Figure contents as structured data
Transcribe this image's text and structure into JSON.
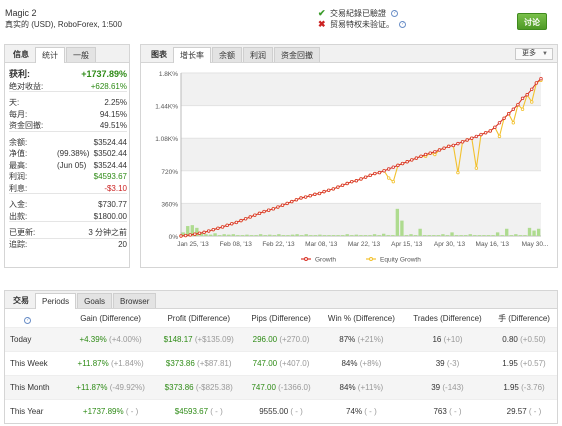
{
  "header": {
    "account_name": "Magic 2",
    "account_sub": "真实的 (USD), RoboForex, 1:500",
    "verify_1": "交易紀錄已驗證",
    "verify_2": "贸易特权未验证。",
    "discuss_label": "讨论"
  },
  "left": {
    "tabs": [
      "信息",
      "统计",
      "一般"
    ],
    "rows": [
      {
        "k": "获利:",
        "v": "+1737.89%"
      },
      {
        "k": "绝对收益:",
        "v": "+628.61%"
      },
      {
        "k": "天:",
        "v": "2.25%"
      },
      {
        "k": "每月:",
        "v": "94.15%"
      },
      {
        "k": "资金回撤:",
        "v": "49.51%"
      },
      {
        "k": "余额:",
        "v": "$3524.44"
      },
      {
        "k": "净值:",
        "m": "(99.38%)",
        "v": "$3502.44"
      },
      {
        "k": "最高:",
        "m": "(Jun 05)",
        "v": "$3524.44"
      },
      {
        "k": "利润:",
        "v": "$4593.67"
      },
      {
        "k": "利息:",
        "v": "-$3.10"
      },
      {
        "k": "入金:",
        "v": "$730.77"
      },
      {
        "k": "出款:",
        "v": "$1800.00"
      },
      {
        "k": "已更新:",
        "v": "3 分钟之前"
      },
      {
        "k": "追踪:",
        "v": "20"
      }
    ]
  },
  "chart_tabs": {
    "label": "图表",
    "tabs": [
      "增长率",
      "余额",
      "利润",
      "资金回撤"
    ],
    "more": "更多"
  },
  "chart_data": {
    "type": "line",
    "y_ticks": [
      "1.8K%",
      "1.44K%",
      "1.08K%",
      "720%",
      "360%",
      "0%"
    ],
    "x_ticks": [
      "Jan 25, '13",
      "Feb 08, '13",
      "Feb 22, '13",
      "Mar 08, '13",
      "Mar 22, '13",
      "Apr 15, '13",
      "Apr 30, '13",
      "May 16, '13",
      "May 30..."
    ],
    "ylim": [
      0,
      1800
    ],
    "series": [
      {
        "name": "Growth",
        "color": "#d9352a",
        "values": [
          0,
          5,
          12,
          20,
          30,
          40,
          55,
          70,
          85,
          100,
          118,
          135,
          150,
          170,
          190,
          210,
          230,
          250,
          270,
          285,
          300,
          320,
          340,
          360,
          380,
          400,
          420,
          430,
          445,
          460,
          470,
          490,
          505,
          520,
          540,
          560,
          580,
          600,
          610,
          630,
          650,
          670,
          690,
          700,
          720,
          740,
          760,
          780,
          800,
          820,
          840,
          860,
          880,
          900,
          915,
          930,
          950,
          970,
          990,
          1000,
          1020,
          1040,
          1060,
          1080,
          1100,
          1120,
          1140,
          1160,
          1200,
          1250,
          1300,
          1350,
          1400,
          1450,
          1520,
          1560,
          1620,
          1690,
          1737
        ]
      },
      {
        "name": "Equity Growth",
        "color": "#f2c12e",
        "values": [
          0,
          5,
          12,
          20,
          30,
          40,
          55,
          70,
          85,
          100,
          118,
          135,
          150,
          170,
          190,
          210,
          230,
          250,
          270,
          285,
          300,
          320,
          340,
          360,
          380,
          400,
          420,
          430,
          445,
          460,
          470,
          490,
          505,
          520,
          540,
          560,
          580,
          600,
          610,
          630,
          650,
          670,
          690,
          700,
          720,
          640,
          600,
          780,
          800,
          820,
          840,
          860,
          880,
          880,
          915,
          900,
          950,
          970,
          990,
          1000,
          700,
          1040,
          1060,
          1080,
          750,
          1120,
          1140,
          1160,
          1200,
          1100,
          1300,
          1350,
          1250,
          1450,
          1400,
          1560,
          1480,
          1690,
          1720
        ]
      }
    ],
    "bars": [
      40,
      110,
      120,
      90,
      30,
      20,
      15,
      30,
      10,
      20,
      15,
      20,
      10,
      10,
      15,
      10,
      10,
      20,
      10,
      15,
      10,
      20,
      10,
      10,
      15,
      20,
      10,
      20,
      10,
      10,
      15,
      10,
      10,
      10,
      10,
      10,
      20,
      10,
      15,
      10,
      10,
      10,
      20,
      10,
      25,
      10,
      10,
      300,
      170,
      10,
      20,
      10,
      80,
      10,
      10,
      10,
      10,
      20,
      10,
      40,
      10,
      10,
      10,
      20,
      10,
      10,
      10,
      10,
      10,
      40,
      10,
      80,
      10,
      20,
      10,
      10,
      90,
      60,
      80
    ],
    "legend": [
      "Growth",
      "Equity Growth"
    ]
  },
  "bottom": {
    "tab_label": "交易",
    "tabs": [
      "Periods",
      "Goals",
      "Browser"
    ],
    "columns": [
      "Gain (Difference)",
      "Profit (Difference)",
      "Pips (Difference)",
      "Win % (Difference)",
      "Trades (Difference)",
      "手 (Difference)"
    ],
    "rows": [
      {
        "label": "Today",
        "gain": "+4.39%",
        "gain_d": "(+4.00%)",
        "profit": "$148.17",
        "profit_d": "(+$135.09)",
        "pips": "296.00",
        "pips_d": "(+270.0)",
        "win": "87%",
        "win_d": "(+21%)",
        "trades": "16",
        "trades_d": "(+10)",
        "lots": "0.80",
        "lots_d": "(+0.50)"
      },
      {
        "label": "This Week",
        "gain": "+11.87%",
        "gain_d": "(+1.84%)",
        "profit": "$373.86",
        "profit_d": "(+$87.81)",
        "pips": "747.00",
        "pips_d": "(+407.0)",
        "win": "84%",
        "win_d": "(+8%)",
        "trades": "39",
        "trades_d": "(-3)",
        "lots": "1.95",
        "lots_d": "(+0.57)"
      },
      {
        "label": "This Month",
        "gain": "+11.87%",
        "gain_d": "(-49.92%)",
        "profit": "$373.86",
        "profit_d": "(-$825.38)",
        "pips": "747.00",
        "pips_d": "(-1366.0)",
        "win": "84%",
        "win_d": "(+11%)",
        "trades": "39",
        "trades_d": "(-143)",
        "lots": "1.95",
        "lots_d": "(-3.76)"
      },
      {
        "label": "This Year",
        "gain": "+1737.89%",
        "gain_d": "( - )",
        "profit": "$4593.67",
        "profit_d": "( - )",
        "pips": "9555.00",
        "pips_d": "( - )",
        "win": "74%",
        "win_d": "( - )",
        "trades": "763",
        "trades_d": "( - )",
        "lots": "29.57",
        "lots_d": "( - )"
      }
    ]
  }
}
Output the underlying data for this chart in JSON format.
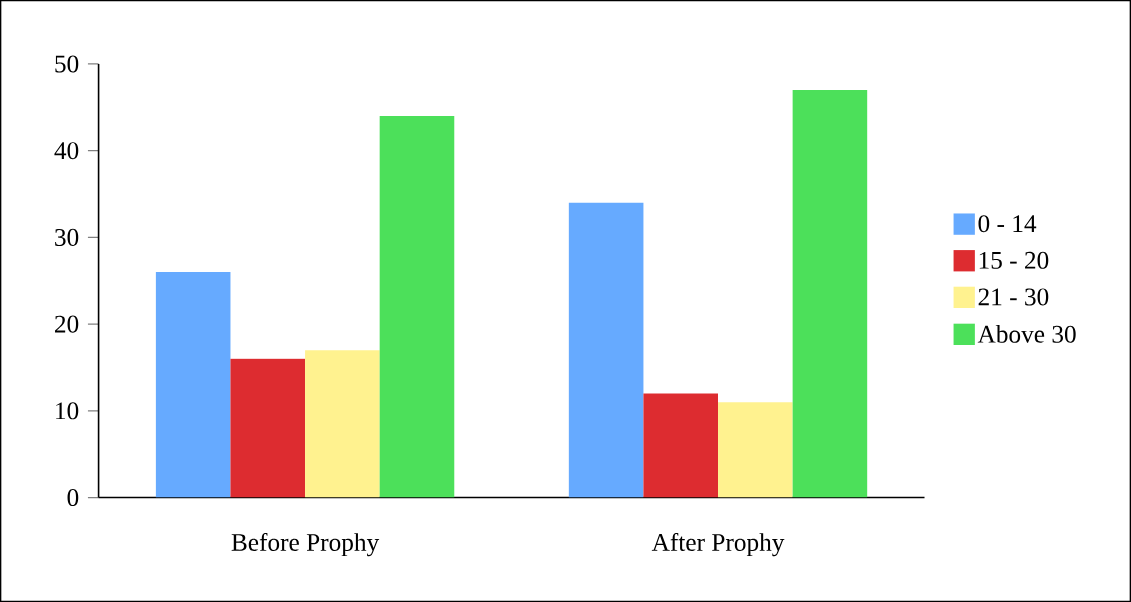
{
  "chart_data": {
    "type": "bar",
    "categories": [
      "Before Prophy",
      "After Prophy"
    ],
    "series": [
      {
        "name": "0 - 14",
        "color": "#66aaff",
        "values": [
          26,
          34
        ]
      },
      {
        "name": "15 - 20",
        "color": "#dd2c30",
        "values": [
          16,
          12
        ]
      },
      {
        "name": "21 - 30",
        "color": "#fff28f",
        "values": [
          17,
          11
        ]
      },
      {
        "name": "Above 30",
        "color": "#4ce05a",
        "values": [
          44,
          47
        ]
      }
    ],
    "ylim": [
      0,
      50
    ],
    "yticks": [
      0,
      10,
      20,
      30,
      40,
      50
    ],
    "grid": false,
    "legend": "right"
  }
}
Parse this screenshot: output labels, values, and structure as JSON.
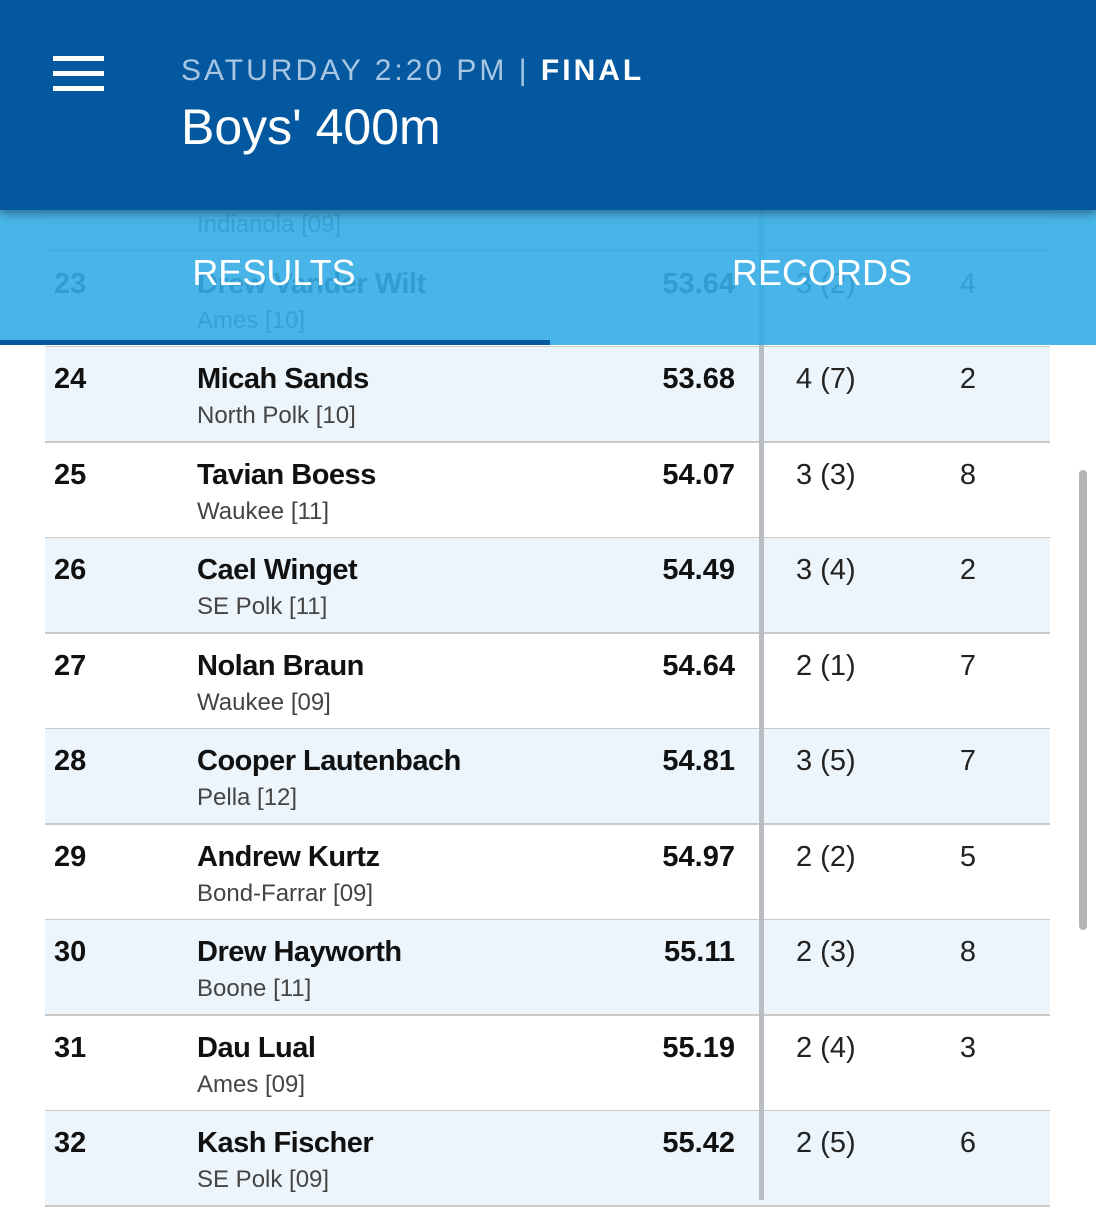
{
  "header": {
    "day": "SATURDAY 2:20 PM",
    "separator": "|",
    "status": "FINAL",
    "title": "Boys' 400m"
  },
  "tabs": [
    "RESULTS",
    "RECORDS"
  ],
  "rows": [
    {
      "team": "Indianola [09]"
    },
    {
      "place": 23,
      "name": "Drew Vander Wilt",
      "team": "Ames [10]",
      "time": 53.64,
      "heat": "3 (2)",
      "lane": 4
    },
    {
      "place": 24,
      "name": "Micah Sands",
      "team": "North Polk [10]",
      "time": 53.68,
      "heat": "4 (7)",
      "lane": 2
    },
    {
      "place": 25,
      "name": "Tavian Boess",
      "team": "Waukee [11]",
      "time": 54.07,
      "heat": "3 (3)",
      "lane": 8
    },
    {
      "place": 26,
      "name": "Cael Winget",
      "team": "SE Polk [11]",
      "time": 54.49,
      "heat": "3 (4)",
      "lane": 2
    },
    {
      "place": 27,
      "name": "Nolan Braun",
      "team": "Waukee [09]",
      "time": 54.64,
      "heat": "2 (1)",
      "lane": 7
    },
    {
      "place": 28,
      "name": "Cooper Lautenbach",
      "team": "Pella [12]",
      "time": 54.81,
      "heat": "3 (5)",
      "lane": 7
    },
    {
      "place": 29,
      "name": "Andrew Kurtz",
      "team": "Bond-Farrar [09]",
      "time": 54.97,
      "heat": "2 (2)",
      "lane": 5
    },
    {
      "place": 30,
      "name": "Drew Hayworth",
      "team": "Boone [11]",
      "time": 55.11,
      "heat": "2 (3)",
      "lane": 8
    },
    {
      "place": 31,
      "name": "Dau Lual",
      "team": "Ames [09]",
      "time": 55.19,
      "heat": "2 (4)",
      "lane": 3
    },
    {
      "place": 32,
      "name": "Kash Fischer",
      "team": "SE Polk [09]",
      "time": 55.42,
      "heat": "2 (5)",
      "lane": 6
    }
  ]
}
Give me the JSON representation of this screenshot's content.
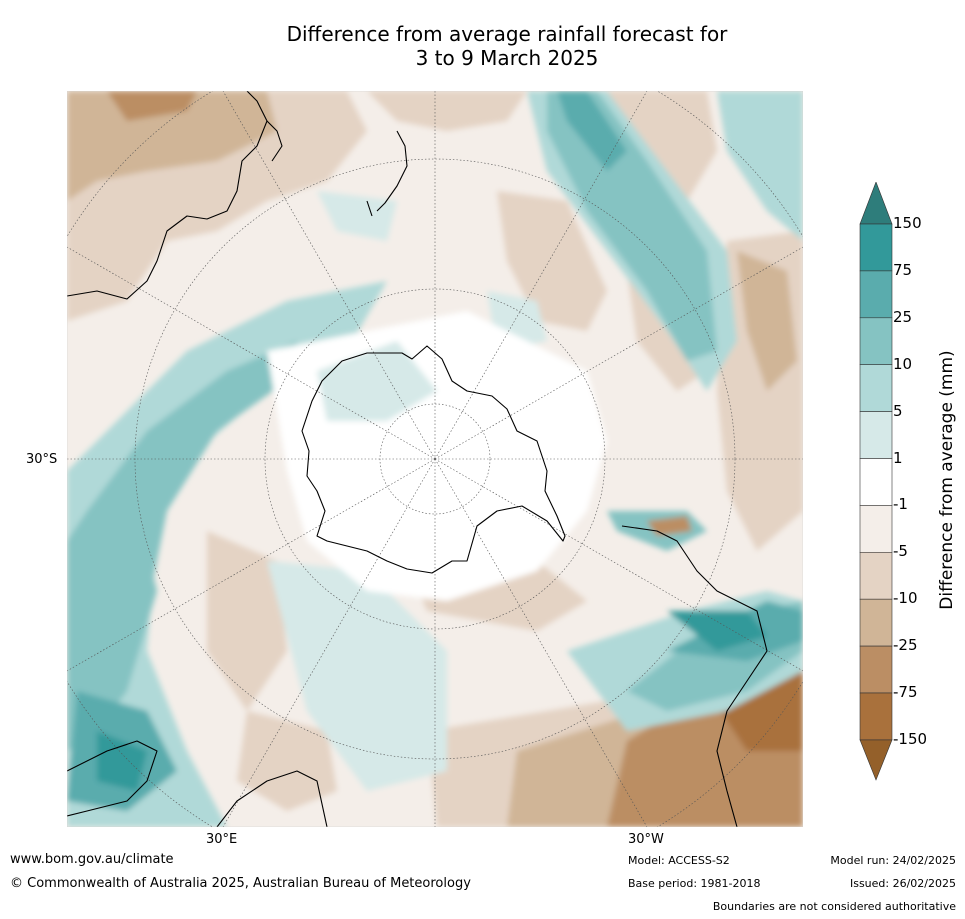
{
  "title": {
    "line1": "Difference from average rainfall forecast for",
    "line2": "3 to 9 March 2025"
  },
  "map": {
    "projection": "south-polar-stereographic",
    "labels": {
      "lat_30s": "30°S",
      "lon_30e": "30°E",
      "lon_30w": "30°W"
    }
  },
  "colorbar": {
    "title": "Difference from average (mm)",
    "ticks": [
      "150",
      "75",
      "25",
      "10",
      "5",
      "1",
      "-1",
      "-5",
      "-10",
      "-25",
      "-75",
      "-150"
    ],
    "colors": [
      "#2e7d7b",
      "#32999a",
      "#5aacad",
      "#85c3c2",
      "#b0d9d8",
      "#d6e9e8",
      "#ffffff",
      "#f4eee9",
      "#e4d3c4",
      "#d0b597",
      "#bb8e64",
      "#a9713c",
      "#94602a"
    ]
  },
  "footer": {
    "url": "www.bom.gov.au/climate",
    "copyright": "© Commonwealth of Australia 2025, Australian Bureau of Meteorology",
    "model": "Model: ACCESS-S2",
    "base_period": "Base period: 1981-2018",
    "model_run": "Model run: 24/02/2025",
    "issued": "Issued: 26/02/2025",
    "disclaimer": "Boundaries are not considered authoritative"
  }
}
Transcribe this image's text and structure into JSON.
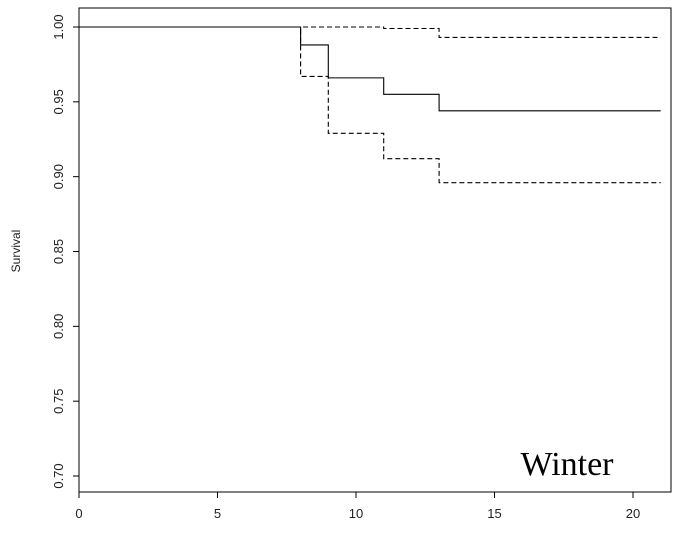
{
  "chart_data": {
    "type": "line",
    "title": "",
    "xlabel": "",
    "ylabel": "Survival",
    "annotation": "Winter",
    "xlim": [
      0,
      21
    ],
    "ylim": [
      0.7,
      1.0
    ],
    "x_ticks": [
      "0",
      "5",
      "10",
      "15",
      "20"
    ],
    "y_ticks": [
      "0.70",
      "0.75",
      "0.80",
      "0.85",
      "0.90",
      "0.95",
      "1.00"
    ],
    "grid": false,
    "legend": "none",
    "step": true,
    "series": [
      {
        "style": "solid",
        "x": [
          0,
          8,
          9,
          11,
          13,
          21
        ],
        "y": [
          1.0,
          0.988,
          0.966,
          0.955,
          0.944,
          0.944
        ]
      },
      {
        "style": "dashed",
        "x": [
          0,
          8,
          9,
          11,
          13,
          21
        ],
        "y": [
          1.0,
          1.0,
          1.0,
          0.999,
          0.993,
          0.993
        ]
      },
      {
        "style": "dashed",
        "x": [
          0,
          8,
          9,
          11,
          13,
          21
        ],
        "y": [
          1.0,
          0.967,
          0.929,
          0.912,
          0.896,
          0.896
        ]
      }
    ]
  }
}
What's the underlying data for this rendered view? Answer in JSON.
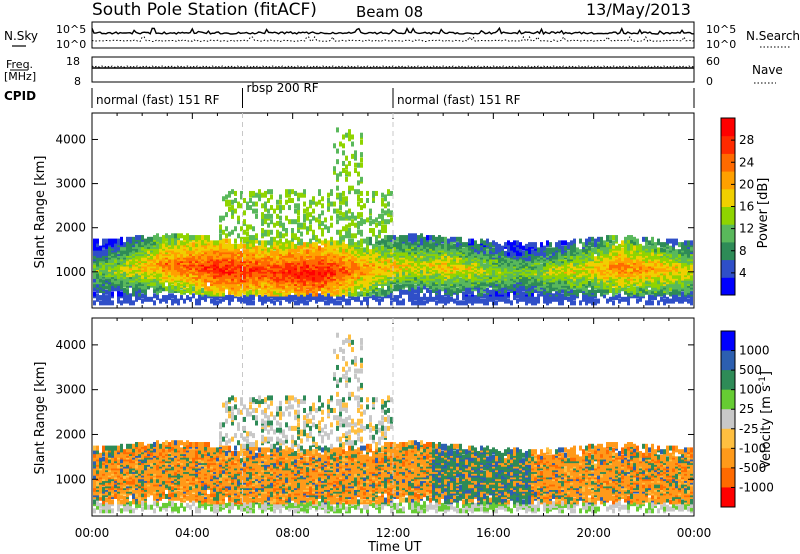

• _THE TASK_
Scan the material above. Return every line containing the string "screenshot".

• _THE RESULT_
Parse this screenshot: output labels, values, and structure as JSON.
Give me the JSON representation of this screenshot's content.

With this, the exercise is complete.